- _EXERCISE_
From the line containing "Give me the" to the end of the listing, write out every line exactly; leave out everything else.

Dataset records:
· · ·

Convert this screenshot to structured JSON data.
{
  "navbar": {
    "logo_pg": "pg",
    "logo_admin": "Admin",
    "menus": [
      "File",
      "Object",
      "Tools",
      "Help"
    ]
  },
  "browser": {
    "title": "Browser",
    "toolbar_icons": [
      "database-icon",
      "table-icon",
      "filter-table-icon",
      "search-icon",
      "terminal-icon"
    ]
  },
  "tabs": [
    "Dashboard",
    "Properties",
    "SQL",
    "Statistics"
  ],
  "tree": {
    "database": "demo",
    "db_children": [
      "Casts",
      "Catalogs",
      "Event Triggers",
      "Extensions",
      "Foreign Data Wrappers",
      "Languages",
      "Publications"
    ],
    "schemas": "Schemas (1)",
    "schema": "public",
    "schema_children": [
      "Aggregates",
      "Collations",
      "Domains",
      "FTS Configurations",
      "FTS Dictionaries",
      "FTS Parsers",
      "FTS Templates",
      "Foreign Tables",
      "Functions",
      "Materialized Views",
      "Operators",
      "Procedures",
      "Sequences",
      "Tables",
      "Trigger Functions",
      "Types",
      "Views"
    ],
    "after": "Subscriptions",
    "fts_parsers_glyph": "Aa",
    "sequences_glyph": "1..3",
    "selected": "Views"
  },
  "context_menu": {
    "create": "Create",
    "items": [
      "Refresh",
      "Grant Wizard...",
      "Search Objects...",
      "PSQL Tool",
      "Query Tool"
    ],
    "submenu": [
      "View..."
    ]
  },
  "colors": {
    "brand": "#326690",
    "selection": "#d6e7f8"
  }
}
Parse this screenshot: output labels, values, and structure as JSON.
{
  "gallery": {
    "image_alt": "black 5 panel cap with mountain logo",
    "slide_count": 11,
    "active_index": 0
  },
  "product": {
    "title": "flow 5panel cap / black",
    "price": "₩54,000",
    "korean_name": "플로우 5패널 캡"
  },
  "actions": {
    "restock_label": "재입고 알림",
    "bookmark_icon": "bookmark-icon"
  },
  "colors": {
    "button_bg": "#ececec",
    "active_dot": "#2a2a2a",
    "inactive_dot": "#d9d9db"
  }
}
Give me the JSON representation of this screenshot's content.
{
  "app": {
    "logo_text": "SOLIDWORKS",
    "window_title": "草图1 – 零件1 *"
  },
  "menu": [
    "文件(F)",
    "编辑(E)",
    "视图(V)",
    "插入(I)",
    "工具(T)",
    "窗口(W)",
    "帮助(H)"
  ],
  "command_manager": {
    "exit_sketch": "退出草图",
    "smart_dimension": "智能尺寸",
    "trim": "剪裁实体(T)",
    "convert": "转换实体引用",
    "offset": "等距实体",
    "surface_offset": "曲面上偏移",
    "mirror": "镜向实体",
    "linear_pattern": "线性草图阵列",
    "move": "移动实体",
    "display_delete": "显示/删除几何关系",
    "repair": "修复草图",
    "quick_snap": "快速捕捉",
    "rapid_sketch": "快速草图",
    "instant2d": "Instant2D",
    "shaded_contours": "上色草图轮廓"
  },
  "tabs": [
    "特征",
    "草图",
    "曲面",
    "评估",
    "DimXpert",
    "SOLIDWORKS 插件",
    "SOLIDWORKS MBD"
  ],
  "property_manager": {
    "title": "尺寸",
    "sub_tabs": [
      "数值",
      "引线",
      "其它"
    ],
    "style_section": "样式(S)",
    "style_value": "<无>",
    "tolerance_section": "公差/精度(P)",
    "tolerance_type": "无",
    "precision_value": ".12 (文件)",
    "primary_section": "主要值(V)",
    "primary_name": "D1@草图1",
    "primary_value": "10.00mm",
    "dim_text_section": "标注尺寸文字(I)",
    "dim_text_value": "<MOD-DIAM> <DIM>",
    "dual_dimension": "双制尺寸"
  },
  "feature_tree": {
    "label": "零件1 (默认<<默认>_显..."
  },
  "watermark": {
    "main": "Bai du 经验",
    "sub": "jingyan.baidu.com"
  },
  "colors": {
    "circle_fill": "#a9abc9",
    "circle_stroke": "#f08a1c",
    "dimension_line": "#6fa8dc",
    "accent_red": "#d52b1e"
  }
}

· · ·

- _RESPONSE TO THIS TASK_
Give me the JSON representation of this screenshot's content.
{
  "app": {
    "logo_text": "SOLIDWORKS",
    "window_title": "草图1 – 零件1 *"
  },
  "menu": [
    "文件(F)",
    "编辑(E)",
    "视图(V)",
    "插入(I)",
    "工具(T)",
    "窗口(W)",
    "帮助(H)"
  ],
  "command_manager": {
    "exit_sketch": "退出草图",
    "smart_dimension": "智能尺寸",
    "trim": "剪裁实体(T)",
    "convert": "转换实体引用",
    "offset": "等距实体",
    "surface_offset": "曲面上偏移",
    "mirror": "镜向实体",
    "linear_pattern": "线性草图阵列",
    "move": "移动实体",
    "display_delete": "显示/删除几何关系",
    "repair": "修复草图",
    "quick_snap": "快速捕捉",
    "rapid_sketch": "快速草图",
    "instant2d": "Instant2D",
    "shaded_contours": "上色草图轮廓"
  },
  "tabs": [
    "特征",
    "草图",
    "曲面",
    "评估",
    "DimXpert",
    "SOLIDWORKS 插件",
    "SOLIDWORKS MBD"
  ],
  "property_manager": {
    "title": "尺寸",
    "sub_tabs": [
      "数值",
      "引线",
      "其它"
    ],
    "style_section": "样式(S)",
    "style_value": "<无>",
    "tolerance_section": "公差/精度(P)",
    "tolerance_type": "无",
    "precision_value": ".12 (文件)",
    "primary_section": "主要值(V)",
    "primary_name": "D1@草图1",
    "primary_value": "10.00mm",
    "dim_text_section": "标注尺寸文字(I)",
    "dim_text_value": "<MOD-DIAM> <DIM>",
    "dual_dimension": "双制尺寸"
  },
  "feature_tree": {
    "label": "零件1 (默认<<默认>_显..."
  },
  "watermark": {
    "main": "Bai du 经验",
    "sub": "jingyan.baidu.com"
  },
  "colors": {
    "circle_fill": "#a9abc9",
    "circle_stroke": "#f08a1c",
    "dimension_line": "#6fa8dc",
    "accent_red": "#d52b1e"
  }
}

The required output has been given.